[Data items]

● ● ● ● ● ● ●

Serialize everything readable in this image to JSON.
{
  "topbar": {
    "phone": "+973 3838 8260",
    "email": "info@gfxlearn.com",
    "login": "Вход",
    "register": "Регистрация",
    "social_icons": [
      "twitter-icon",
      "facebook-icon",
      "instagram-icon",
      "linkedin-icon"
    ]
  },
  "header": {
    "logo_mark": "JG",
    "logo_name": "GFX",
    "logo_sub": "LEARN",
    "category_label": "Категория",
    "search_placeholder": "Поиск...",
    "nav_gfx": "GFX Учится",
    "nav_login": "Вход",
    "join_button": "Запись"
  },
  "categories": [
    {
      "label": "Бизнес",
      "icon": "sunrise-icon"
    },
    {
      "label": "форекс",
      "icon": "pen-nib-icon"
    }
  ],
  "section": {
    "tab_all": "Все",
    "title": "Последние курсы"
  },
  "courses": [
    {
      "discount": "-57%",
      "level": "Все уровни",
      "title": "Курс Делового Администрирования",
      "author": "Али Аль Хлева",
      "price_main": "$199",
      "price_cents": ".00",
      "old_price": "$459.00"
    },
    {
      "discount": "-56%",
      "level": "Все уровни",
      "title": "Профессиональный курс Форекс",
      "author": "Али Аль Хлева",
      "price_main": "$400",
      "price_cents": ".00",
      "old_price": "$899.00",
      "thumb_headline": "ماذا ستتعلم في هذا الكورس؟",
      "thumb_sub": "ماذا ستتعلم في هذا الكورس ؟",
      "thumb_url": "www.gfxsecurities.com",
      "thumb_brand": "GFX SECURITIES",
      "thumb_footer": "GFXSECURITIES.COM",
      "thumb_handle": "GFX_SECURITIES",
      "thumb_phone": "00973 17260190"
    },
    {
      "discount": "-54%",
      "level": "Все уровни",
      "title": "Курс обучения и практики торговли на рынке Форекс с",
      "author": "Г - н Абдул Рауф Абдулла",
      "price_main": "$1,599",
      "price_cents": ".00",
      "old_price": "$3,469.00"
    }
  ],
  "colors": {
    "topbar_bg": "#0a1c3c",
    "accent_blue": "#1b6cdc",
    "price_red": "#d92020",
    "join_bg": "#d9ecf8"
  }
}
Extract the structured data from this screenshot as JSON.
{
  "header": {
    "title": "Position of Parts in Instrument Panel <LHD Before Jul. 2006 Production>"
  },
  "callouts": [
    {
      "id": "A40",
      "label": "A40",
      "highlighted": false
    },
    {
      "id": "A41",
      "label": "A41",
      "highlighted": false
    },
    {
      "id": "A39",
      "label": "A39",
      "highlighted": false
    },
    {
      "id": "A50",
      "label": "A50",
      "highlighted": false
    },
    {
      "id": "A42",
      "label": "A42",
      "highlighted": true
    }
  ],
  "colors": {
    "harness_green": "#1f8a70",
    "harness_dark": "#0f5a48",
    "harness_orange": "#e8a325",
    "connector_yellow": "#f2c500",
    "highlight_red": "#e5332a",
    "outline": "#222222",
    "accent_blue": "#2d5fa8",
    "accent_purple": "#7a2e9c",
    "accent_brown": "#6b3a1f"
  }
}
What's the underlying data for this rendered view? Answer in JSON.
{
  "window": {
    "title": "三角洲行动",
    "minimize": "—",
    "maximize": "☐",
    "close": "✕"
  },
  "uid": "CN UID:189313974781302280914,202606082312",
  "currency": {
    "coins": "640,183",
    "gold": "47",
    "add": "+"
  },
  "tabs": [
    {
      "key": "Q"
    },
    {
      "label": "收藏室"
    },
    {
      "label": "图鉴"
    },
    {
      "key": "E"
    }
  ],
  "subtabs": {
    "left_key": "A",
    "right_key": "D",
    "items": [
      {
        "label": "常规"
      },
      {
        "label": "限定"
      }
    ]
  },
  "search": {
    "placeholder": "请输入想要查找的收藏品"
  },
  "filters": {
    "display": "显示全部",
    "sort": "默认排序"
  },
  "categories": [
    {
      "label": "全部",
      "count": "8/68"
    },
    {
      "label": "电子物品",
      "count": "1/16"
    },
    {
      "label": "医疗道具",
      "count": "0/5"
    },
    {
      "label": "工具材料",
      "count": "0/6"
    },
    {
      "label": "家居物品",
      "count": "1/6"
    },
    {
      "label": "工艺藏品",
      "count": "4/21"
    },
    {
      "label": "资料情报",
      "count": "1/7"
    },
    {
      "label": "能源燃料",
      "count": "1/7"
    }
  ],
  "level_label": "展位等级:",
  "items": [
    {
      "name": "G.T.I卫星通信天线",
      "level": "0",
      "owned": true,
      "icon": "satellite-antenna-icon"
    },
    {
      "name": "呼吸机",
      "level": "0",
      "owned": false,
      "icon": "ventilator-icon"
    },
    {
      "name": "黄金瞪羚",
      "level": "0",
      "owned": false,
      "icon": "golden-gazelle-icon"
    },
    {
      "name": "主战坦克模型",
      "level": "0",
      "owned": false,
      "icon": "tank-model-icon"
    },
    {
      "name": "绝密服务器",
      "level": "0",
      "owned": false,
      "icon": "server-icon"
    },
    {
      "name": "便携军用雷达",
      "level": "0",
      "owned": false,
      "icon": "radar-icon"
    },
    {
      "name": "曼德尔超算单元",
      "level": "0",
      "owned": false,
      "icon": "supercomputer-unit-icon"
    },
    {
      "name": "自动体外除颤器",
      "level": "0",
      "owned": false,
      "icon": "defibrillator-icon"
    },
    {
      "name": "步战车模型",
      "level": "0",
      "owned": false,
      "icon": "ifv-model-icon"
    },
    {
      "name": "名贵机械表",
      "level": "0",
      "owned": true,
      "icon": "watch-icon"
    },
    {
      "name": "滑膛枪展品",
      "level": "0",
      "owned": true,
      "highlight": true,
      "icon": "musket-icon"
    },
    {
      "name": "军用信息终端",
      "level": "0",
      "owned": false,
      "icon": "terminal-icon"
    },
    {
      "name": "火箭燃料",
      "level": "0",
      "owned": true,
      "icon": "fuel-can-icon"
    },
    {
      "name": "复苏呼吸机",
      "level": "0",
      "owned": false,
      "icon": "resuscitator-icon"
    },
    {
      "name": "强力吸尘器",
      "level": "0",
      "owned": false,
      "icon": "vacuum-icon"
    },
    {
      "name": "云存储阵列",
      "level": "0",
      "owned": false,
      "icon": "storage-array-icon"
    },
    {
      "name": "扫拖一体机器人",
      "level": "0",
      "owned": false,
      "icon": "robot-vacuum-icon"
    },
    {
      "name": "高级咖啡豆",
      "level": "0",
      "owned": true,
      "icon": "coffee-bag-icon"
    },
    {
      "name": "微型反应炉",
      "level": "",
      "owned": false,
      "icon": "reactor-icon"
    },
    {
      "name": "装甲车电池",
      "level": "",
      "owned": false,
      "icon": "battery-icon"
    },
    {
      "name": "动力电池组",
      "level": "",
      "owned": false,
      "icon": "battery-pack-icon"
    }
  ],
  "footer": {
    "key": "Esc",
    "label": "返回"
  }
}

● ● ● ● ● ● ●

§ Stated exercise
State how many lines above include the word "الكورس", and nothing more.

§ Solution to the exercise
2